_Problem description_: Give the number of lines containing the word "Bêche" and nothing more.

_Records supplied_:
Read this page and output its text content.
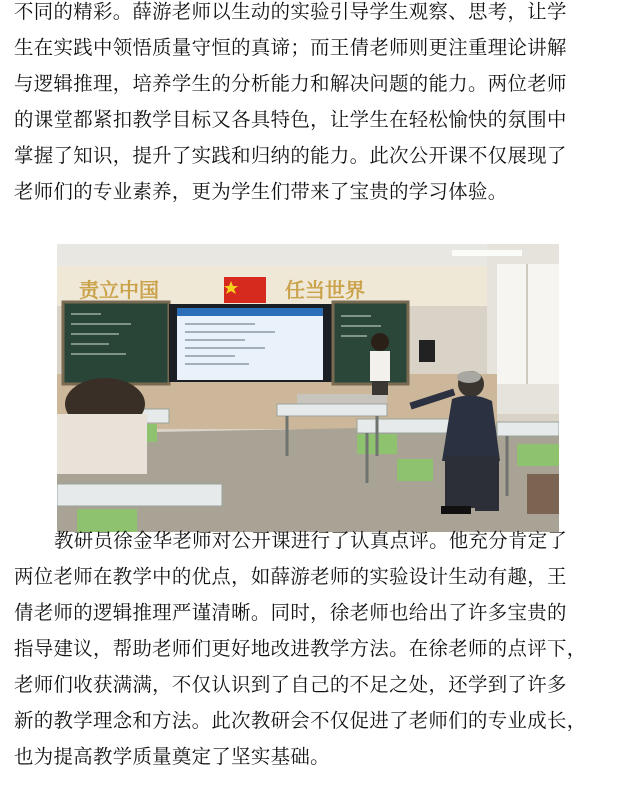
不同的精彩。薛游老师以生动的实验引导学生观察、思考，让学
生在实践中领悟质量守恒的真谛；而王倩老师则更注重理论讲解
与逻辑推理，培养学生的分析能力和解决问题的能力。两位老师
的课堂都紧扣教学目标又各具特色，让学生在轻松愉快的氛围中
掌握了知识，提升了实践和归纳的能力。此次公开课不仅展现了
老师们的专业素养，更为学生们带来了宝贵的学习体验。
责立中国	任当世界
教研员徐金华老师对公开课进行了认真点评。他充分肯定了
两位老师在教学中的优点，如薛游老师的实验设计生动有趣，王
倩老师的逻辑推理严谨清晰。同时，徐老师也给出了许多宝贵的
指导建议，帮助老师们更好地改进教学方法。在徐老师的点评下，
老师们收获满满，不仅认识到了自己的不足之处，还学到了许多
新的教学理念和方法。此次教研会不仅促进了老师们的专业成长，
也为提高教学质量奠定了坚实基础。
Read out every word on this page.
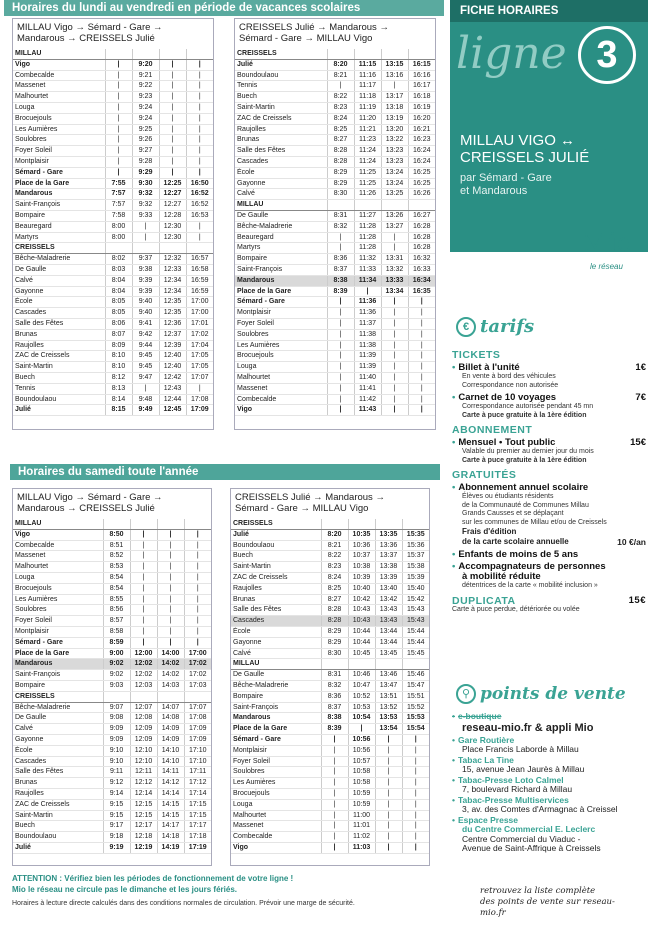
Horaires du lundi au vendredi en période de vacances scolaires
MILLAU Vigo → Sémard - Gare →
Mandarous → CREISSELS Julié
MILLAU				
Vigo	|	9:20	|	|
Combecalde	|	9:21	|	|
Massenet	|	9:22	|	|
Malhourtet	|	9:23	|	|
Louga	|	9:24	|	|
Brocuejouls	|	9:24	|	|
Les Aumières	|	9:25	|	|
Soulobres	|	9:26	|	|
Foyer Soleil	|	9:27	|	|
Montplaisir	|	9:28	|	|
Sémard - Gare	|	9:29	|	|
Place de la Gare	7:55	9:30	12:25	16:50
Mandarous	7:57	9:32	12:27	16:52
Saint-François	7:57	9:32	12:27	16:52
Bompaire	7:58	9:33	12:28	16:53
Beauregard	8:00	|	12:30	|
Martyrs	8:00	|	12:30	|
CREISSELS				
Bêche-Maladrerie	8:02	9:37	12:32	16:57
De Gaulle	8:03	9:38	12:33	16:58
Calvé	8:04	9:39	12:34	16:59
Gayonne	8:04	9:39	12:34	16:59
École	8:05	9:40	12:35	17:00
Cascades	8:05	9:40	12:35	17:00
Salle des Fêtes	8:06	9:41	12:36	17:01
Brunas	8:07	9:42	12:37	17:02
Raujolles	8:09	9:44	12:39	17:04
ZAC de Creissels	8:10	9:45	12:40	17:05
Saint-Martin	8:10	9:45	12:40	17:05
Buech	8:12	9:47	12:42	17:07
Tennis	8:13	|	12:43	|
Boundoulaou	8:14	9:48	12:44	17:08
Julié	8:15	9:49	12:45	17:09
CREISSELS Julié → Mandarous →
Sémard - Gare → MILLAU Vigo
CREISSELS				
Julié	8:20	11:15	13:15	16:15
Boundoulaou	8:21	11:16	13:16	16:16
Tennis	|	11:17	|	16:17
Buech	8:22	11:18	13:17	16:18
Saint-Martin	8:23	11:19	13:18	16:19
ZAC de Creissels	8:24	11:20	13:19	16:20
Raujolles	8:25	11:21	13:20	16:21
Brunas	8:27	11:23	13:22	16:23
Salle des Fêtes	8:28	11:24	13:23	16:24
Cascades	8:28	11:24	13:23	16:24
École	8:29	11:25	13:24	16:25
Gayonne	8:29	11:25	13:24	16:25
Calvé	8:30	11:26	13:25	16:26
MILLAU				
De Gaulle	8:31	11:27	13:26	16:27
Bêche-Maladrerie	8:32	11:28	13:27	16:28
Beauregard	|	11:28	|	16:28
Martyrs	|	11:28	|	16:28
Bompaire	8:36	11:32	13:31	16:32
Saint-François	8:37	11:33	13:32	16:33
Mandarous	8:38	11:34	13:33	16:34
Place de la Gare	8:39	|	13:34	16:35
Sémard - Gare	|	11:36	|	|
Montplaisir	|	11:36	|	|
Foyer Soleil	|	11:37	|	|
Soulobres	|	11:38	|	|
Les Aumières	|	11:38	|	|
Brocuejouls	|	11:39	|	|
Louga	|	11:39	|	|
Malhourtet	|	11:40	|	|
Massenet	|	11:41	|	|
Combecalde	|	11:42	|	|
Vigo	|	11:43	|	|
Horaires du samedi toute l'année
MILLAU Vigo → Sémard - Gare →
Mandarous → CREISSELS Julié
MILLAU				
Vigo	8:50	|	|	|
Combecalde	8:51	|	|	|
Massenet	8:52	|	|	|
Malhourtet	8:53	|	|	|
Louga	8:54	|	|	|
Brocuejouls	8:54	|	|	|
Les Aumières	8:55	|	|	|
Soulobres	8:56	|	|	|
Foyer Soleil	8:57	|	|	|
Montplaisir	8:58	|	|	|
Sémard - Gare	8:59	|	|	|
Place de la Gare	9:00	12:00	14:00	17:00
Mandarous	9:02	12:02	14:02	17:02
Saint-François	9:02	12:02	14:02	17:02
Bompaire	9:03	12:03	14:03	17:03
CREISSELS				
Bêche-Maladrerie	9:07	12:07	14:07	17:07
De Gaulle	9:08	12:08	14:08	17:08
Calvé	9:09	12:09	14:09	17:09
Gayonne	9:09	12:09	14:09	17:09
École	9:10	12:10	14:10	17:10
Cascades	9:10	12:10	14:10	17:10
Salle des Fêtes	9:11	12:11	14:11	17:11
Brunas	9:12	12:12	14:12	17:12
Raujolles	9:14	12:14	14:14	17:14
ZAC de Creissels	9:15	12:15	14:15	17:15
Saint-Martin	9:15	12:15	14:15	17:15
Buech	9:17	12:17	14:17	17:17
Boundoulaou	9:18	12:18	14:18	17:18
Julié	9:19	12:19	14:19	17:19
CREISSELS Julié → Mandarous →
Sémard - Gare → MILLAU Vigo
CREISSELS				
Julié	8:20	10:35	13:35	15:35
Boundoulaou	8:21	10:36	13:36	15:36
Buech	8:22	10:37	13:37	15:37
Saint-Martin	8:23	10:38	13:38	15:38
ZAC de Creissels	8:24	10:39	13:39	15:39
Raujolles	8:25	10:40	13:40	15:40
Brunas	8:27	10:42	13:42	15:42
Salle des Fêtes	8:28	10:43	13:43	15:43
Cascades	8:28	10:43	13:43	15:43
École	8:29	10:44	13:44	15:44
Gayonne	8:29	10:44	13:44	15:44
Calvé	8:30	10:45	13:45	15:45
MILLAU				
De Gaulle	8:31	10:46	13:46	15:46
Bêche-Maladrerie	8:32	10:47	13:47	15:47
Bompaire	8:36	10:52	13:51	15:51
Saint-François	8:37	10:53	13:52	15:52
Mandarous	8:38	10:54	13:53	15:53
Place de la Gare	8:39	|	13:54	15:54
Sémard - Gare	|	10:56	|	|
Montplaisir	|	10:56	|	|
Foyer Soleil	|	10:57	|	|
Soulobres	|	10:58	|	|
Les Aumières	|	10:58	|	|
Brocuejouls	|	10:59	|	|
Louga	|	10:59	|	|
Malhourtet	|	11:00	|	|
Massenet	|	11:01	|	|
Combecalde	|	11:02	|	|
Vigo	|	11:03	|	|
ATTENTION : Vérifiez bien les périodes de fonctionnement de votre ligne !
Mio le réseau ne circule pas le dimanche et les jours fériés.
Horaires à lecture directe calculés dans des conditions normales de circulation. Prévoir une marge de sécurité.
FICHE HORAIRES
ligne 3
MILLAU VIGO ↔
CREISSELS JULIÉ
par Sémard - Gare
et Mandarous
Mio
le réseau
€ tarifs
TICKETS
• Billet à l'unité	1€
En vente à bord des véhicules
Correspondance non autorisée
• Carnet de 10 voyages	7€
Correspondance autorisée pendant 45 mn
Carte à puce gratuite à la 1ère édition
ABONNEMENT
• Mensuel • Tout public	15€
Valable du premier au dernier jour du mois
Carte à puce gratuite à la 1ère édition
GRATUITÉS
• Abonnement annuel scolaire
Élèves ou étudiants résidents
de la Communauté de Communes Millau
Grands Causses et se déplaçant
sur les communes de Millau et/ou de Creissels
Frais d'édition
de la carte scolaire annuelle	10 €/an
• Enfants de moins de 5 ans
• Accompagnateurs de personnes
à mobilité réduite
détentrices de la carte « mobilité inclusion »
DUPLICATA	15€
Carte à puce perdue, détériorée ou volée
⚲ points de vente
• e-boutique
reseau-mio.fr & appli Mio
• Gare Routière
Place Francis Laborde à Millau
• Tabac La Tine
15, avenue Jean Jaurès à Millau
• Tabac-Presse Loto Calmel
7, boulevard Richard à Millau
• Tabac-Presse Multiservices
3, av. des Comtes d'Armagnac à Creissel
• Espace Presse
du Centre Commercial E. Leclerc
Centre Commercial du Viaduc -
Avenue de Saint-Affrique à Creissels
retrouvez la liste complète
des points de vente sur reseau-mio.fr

_Exercise response_: 4